Figure record extracts:
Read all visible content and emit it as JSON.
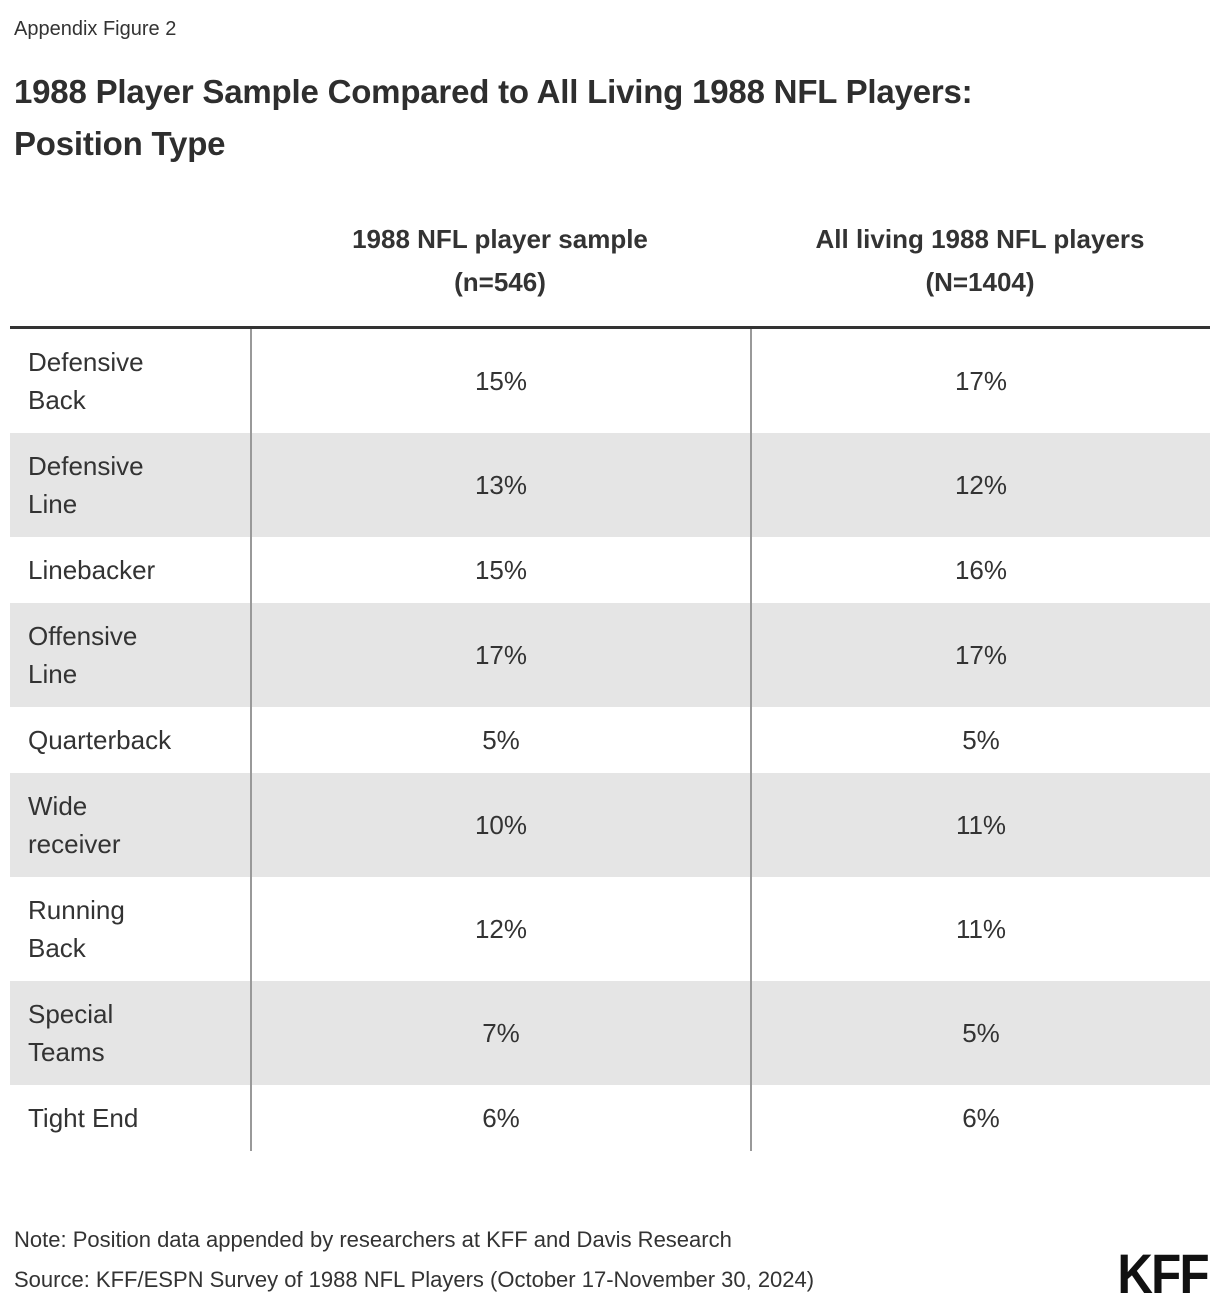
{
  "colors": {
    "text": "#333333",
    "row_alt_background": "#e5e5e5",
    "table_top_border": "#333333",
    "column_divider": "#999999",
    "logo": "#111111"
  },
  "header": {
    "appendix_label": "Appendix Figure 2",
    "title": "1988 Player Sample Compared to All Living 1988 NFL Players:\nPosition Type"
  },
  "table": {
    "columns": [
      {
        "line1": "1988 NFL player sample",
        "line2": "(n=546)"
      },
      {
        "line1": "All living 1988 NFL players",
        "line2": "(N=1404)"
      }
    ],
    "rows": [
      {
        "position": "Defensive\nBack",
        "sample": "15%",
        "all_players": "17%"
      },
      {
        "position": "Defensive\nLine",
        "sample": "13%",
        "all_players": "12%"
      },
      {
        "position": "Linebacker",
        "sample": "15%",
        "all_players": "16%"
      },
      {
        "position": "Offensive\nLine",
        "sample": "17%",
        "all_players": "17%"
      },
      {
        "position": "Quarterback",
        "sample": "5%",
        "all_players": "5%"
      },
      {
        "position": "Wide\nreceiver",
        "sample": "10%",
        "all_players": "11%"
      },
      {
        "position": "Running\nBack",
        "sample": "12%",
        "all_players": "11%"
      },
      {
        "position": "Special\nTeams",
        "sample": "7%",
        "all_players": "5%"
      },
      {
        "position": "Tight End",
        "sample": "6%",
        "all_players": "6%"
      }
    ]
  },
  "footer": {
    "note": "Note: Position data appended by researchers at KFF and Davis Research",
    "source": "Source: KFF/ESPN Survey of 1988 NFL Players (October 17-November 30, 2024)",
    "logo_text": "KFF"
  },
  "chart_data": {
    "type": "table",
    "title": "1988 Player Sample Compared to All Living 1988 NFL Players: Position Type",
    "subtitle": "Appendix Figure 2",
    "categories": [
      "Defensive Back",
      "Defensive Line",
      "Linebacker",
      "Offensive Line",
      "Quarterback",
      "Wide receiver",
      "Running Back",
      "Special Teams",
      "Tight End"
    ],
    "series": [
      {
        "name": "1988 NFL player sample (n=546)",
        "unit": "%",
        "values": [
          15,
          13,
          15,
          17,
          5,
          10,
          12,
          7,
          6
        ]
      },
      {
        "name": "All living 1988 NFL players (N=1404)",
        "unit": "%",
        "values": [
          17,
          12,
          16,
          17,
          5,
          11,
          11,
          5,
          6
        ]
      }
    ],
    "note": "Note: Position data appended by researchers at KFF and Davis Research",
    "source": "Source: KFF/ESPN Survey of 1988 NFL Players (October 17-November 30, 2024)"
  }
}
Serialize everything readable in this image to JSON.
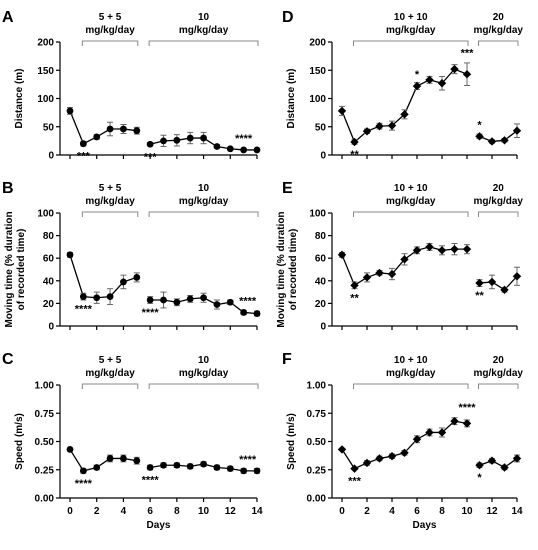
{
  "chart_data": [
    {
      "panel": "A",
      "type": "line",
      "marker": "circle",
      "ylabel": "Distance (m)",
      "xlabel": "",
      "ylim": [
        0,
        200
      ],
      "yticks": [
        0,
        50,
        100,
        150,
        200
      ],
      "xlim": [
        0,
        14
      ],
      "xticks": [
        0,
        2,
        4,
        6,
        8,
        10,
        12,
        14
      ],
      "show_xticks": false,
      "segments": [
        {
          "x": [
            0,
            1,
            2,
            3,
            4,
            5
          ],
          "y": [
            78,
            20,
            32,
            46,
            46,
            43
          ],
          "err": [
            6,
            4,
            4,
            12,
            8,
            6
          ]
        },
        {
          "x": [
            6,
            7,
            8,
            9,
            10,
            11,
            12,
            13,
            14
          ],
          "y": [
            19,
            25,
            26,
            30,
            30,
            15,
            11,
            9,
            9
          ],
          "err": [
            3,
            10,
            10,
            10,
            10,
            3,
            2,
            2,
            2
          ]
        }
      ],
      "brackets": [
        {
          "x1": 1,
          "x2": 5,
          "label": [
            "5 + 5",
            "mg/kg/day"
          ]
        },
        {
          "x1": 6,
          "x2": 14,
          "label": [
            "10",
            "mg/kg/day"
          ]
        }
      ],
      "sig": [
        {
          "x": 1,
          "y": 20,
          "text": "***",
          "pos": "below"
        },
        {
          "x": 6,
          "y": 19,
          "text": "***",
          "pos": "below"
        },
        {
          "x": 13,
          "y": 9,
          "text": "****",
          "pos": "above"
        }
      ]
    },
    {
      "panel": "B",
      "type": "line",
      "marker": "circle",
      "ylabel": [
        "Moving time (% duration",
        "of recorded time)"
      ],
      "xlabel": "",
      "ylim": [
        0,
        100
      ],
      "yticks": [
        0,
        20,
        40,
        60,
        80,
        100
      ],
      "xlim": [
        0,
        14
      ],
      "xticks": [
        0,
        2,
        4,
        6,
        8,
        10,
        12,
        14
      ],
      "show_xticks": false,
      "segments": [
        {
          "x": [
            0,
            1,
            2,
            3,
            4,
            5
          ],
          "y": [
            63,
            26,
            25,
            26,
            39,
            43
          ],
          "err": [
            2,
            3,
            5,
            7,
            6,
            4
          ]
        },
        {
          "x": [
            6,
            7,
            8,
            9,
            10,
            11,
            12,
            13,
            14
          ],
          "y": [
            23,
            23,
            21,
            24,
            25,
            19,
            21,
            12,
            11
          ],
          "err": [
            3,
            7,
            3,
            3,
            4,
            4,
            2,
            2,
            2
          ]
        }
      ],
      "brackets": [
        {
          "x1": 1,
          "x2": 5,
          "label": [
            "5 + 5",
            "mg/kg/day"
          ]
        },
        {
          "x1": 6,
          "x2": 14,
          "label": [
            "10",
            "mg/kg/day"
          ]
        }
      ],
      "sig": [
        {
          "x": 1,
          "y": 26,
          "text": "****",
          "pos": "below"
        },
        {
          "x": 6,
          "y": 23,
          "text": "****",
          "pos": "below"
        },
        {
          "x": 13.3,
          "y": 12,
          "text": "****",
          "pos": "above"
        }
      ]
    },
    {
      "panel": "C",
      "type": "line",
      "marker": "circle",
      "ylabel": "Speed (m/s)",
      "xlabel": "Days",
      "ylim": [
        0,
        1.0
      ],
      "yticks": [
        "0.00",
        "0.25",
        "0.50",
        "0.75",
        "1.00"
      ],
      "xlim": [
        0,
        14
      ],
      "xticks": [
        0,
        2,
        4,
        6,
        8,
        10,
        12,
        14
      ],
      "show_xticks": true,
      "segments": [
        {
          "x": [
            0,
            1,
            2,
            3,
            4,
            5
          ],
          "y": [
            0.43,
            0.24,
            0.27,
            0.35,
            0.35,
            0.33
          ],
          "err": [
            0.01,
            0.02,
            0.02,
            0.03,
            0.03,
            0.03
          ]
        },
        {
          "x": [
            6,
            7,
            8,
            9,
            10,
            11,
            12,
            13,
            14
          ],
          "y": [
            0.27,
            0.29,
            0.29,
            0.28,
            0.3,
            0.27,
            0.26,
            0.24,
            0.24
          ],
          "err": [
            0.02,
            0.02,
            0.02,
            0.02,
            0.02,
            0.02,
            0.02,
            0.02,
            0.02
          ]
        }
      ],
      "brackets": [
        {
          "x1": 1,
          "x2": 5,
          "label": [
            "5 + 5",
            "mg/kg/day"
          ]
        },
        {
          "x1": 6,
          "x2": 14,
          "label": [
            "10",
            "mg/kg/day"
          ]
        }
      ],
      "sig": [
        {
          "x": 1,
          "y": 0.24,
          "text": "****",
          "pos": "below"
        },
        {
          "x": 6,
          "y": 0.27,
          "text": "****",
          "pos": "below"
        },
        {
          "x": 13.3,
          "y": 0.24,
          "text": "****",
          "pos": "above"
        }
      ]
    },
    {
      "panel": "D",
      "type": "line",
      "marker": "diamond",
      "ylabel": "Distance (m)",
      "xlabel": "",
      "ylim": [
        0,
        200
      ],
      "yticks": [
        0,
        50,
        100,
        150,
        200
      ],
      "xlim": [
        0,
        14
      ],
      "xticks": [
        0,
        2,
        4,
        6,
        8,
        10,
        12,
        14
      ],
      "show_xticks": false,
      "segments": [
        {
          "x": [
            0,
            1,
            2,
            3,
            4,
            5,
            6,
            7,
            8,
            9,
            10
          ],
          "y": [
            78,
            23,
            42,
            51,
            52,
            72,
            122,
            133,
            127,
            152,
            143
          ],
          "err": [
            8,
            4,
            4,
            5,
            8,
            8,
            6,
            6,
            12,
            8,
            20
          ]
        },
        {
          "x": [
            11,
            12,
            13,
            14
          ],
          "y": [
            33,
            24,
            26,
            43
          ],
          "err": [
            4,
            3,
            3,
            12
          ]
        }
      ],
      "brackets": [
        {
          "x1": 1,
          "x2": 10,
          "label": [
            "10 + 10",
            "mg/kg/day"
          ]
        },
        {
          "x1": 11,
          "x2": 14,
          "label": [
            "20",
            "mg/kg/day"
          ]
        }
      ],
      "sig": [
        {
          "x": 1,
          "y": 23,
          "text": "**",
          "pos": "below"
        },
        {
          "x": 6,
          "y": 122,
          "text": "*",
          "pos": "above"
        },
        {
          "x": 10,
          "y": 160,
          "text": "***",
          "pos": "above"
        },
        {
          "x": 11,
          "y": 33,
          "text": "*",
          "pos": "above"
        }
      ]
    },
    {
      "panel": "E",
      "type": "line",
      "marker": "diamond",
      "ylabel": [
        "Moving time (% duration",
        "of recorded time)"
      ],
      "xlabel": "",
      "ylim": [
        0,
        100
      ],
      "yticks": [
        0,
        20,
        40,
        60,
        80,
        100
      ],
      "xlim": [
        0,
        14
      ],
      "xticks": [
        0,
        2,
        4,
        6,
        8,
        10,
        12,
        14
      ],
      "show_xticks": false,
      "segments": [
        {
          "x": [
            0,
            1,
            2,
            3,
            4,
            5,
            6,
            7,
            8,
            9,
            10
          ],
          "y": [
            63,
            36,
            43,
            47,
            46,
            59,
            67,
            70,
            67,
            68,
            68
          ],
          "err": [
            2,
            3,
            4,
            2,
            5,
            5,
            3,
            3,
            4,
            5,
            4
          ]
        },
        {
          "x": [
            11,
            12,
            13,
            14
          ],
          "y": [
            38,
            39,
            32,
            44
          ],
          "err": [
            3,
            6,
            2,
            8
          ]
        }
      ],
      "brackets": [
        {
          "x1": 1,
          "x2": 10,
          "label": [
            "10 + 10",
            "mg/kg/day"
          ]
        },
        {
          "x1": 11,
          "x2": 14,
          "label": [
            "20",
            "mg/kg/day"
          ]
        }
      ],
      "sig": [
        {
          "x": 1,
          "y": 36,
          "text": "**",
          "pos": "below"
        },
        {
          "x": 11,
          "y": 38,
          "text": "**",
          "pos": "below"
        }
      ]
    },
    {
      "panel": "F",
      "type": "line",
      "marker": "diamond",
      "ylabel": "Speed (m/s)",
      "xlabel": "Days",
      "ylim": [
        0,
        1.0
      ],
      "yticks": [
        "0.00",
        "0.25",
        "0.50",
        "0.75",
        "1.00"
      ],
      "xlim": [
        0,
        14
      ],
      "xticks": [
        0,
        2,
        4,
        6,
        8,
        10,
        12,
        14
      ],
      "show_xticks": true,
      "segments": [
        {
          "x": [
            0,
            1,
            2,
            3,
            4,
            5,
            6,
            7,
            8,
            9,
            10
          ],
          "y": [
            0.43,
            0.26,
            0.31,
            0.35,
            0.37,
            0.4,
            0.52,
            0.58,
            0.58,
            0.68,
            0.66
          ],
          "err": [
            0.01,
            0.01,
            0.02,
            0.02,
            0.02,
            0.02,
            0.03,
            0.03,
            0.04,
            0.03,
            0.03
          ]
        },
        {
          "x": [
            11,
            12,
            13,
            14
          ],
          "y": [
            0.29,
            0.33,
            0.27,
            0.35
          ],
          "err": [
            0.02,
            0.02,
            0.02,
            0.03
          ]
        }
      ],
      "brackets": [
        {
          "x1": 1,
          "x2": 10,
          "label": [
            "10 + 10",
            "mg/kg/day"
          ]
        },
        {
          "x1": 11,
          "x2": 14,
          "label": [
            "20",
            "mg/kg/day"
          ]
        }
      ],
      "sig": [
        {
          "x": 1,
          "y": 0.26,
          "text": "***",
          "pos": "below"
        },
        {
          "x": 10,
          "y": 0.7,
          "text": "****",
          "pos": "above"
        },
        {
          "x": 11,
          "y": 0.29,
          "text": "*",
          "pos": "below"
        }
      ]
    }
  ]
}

_Task to carry out_:
Within the listing above, find every line containing the string "nLine" and return it.

_Completed exercise_:
        "position": "Defensive\nLine",
        "position": "Offensive\nLine",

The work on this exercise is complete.